_MATERIAL TO PROCESS_:
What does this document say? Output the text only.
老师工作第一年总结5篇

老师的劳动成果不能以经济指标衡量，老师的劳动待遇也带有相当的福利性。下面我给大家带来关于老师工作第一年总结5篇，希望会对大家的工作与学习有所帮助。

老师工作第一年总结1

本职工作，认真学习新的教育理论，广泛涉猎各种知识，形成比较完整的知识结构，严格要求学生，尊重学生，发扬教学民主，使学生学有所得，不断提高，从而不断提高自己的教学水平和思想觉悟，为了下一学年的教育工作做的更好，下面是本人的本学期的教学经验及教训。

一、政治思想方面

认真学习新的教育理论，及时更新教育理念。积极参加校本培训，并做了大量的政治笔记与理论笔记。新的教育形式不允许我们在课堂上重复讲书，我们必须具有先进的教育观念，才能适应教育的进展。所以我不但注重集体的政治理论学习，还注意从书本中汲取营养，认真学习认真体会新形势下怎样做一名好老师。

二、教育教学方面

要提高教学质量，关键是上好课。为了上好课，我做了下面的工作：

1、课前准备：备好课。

_AIM_: Reproduce the entire listing word for word.

_REPLY TO THE TASK_:
What does this document say? Output the text only.
老师工作第一年总结5篇

老师的劳动成果不能以经济指标衡量，老师的劳动待遇也带有相当的福利性。下面我给大家带来关于老师工作第一年总结5篇，希望会对大家的工作与学习有所帮助。

老师工作第一年总结1

本职工作，认真学习新的教育理论，广泛涉猎各种知识，形成比较完整的知识结构，严格要求学生，尊重学生，发扬教学民主，使学生学有所得，不断提高，从而不断提高自己的教学水平和思想觉悟，为了下一学年的教育工作做的更好，下面是本人的本学期的教学经验及教训。

一、政治思想方面

认真学习新的教育理论，及时更新教育理念。积极参加校本培训，并做了大量的政治笔记与理论笔记。新的教育形式不允许我们在课堂上重复讲书，我们必须具有先进的教育观念，才能适应教育的进展。所以我不但注重集体的政治理论学习，还注意从书本中汲取营养，认真学习认真体会新形势下怎样做一名好老师。

二、教育教学方面

要提高教学质量，关键是上好课。为了上好课，我做了下面的工作：

1、课前准备：备好课。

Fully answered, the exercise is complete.